### EXERCISE INSTRUCTIONS
Gather all lines in the entries below that include the word "title".

### Chart and figure data
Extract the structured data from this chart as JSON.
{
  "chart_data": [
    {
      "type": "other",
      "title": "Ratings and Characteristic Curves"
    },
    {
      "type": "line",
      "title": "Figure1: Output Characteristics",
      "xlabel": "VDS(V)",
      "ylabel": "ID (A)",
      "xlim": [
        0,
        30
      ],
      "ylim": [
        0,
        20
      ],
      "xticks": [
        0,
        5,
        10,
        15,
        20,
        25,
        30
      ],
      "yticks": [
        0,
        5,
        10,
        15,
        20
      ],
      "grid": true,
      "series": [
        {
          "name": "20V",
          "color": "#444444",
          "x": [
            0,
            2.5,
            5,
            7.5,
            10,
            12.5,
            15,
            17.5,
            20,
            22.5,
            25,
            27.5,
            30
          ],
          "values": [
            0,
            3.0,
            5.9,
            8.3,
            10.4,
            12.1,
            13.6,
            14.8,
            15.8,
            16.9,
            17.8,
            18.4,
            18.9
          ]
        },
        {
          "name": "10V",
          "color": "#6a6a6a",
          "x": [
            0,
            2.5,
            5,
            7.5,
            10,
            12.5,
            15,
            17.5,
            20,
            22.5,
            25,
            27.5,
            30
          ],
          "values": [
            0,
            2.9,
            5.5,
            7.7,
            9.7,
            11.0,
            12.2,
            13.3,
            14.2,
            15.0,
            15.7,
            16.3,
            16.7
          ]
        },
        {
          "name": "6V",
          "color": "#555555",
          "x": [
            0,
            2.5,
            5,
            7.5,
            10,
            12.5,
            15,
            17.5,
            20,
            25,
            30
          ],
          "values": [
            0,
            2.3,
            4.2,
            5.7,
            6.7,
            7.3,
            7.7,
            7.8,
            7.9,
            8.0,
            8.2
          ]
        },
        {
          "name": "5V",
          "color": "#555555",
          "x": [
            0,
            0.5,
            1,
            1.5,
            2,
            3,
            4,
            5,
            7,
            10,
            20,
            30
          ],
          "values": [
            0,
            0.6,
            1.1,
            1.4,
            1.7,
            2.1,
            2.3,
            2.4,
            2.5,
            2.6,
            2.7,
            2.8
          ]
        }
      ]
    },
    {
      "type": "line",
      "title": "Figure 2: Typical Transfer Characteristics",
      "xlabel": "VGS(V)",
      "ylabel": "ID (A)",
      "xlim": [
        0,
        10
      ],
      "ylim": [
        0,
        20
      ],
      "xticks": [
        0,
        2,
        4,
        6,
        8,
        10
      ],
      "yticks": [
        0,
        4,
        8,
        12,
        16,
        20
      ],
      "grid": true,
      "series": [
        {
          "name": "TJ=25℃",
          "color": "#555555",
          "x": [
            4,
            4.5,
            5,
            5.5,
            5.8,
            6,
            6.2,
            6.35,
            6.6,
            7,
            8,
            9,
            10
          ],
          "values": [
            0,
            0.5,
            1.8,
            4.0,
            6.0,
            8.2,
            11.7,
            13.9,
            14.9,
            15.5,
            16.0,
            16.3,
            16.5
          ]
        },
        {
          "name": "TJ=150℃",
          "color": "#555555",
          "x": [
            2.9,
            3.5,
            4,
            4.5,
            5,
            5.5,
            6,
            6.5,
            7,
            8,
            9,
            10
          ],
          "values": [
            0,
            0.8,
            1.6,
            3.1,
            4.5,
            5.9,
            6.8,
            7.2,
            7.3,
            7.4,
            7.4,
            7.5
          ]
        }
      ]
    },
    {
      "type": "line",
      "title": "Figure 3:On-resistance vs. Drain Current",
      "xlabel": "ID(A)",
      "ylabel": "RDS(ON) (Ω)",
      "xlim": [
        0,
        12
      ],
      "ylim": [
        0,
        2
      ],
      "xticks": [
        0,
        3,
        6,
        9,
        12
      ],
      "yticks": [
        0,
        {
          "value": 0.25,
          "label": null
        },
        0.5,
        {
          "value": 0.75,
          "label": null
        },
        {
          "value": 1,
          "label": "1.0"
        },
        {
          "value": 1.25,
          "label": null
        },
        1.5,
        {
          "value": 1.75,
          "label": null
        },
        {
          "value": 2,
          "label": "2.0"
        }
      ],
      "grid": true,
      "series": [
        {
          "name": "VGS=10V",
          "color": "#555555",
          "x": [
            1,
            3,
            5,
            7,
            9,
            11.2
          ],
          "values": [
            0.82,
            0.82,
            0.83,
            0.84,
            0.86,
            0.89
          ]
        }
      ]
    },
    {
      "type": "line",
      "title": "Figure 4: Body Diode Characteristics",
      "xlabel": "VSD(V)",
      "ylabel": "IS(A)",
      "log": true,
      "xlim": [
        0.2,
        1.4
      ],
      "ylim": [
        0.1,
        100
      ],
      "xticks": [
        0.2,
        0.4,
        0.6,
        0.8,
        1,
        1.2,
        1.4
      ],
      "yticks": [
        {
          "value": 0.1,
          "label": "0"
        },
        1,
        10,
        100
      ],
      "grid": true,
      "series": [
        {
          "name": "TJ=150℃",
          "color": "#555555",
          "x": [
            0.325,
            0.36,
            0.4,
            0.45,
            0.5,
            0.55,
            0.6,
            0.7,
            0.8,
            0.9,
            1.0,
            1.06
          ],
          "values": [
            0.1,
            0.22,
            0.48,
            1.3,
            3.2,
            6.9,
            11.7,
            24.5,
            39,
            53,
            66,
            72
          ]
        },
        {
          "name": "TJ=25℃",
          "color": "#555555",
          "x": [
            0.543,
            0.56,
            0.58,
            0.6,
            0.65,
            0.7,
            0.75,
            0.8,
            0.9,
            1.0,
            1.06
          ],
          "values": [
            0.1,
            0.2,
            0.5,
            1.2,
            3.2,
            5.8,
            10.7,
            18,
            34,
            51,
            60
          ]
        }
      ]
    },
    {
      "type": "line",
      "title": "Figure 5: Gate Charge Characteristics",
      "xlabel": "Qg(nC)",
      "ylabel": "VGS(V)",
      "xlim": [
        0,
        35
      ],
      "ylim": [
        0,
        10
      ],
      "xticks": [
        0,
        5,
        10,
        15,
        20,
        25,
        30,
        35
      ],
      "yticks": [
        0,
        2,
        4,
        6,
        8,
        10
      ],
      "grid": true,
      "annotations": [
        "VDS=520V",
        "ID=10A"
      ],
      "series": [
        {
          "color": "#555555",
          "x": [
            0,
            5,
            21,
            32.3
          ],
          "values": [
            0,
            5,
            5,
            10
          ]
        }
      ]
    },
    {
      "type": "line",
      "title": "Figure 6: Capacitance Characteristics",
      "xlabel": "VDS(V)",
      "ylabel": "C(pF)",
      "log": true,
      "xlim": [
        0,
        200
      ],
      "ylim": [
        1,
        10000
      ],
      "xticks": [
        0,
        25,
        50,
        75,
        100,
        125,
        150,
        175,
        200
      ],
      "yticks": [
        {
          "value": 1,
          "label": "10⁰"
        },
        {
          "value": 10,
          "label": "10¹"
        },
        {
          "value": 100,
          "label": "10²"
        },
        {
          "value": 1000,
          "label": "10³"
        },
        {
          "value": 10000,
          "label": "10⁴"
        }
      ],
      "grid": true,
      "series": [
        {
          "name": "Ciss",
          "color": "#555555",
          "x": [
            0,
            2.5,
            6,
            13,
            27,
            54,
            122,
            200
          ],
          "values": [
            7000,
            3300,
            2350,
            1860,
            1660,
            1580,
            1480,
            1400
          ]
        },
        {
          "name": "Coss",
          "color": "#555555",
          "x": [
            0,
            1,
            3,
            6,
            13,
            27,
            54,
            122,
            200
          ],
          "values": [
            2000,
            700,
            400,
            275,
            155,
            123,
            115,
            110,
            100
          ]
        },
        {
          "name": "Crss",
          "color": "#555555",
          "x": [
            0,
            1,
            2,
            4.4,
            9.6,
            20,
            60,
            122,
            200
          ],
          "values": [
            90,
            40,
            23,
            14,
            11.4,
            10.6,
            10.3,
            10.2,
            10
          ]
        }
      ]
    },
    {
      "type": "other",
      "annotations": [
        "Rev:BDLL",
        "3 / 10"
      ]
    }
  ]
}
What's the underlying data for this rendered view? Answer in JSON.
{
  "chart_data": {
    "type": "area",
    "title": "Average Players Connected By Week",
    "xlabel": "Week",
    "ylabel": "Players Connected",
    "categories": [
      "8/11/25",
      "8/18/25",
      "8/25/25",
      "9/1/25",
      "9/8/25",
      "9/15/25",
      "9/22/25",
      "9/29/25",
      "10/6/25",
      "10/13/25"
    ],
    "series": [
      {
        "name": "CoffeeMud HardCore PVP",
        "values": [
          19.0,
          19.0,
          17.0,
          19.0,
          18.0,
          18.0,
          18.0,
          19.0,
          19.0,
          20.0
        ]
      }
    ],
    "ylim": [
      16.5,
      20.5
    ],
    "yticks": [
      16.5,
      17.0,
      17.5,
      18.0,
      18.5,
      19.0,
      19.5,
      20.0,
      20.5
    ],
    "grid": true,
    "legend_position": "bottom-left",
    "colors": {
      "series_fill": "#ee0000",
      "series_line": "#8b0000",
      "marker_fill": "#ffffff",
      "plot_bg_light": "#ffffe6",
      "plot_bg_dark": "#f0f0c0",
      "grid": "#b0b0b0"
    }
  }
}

### COMPLETE RESPONSE
      "title": "Ratings and Characteristic Curves"
      "title": "Figure1: Output Characteristics",
      "title": "Figure 2: Typical Transfer Characteristics",
      "title": "Figure 3:On-resistance vs. Drain Current",
      "title": "Figure 4: Body Diode Characteristics",
      "title": "Figure 5: Gate Charge Characteristics",
      "title": "Figure 6: Capacitance Characteristics",
    "title": "Average Players Connected By Week",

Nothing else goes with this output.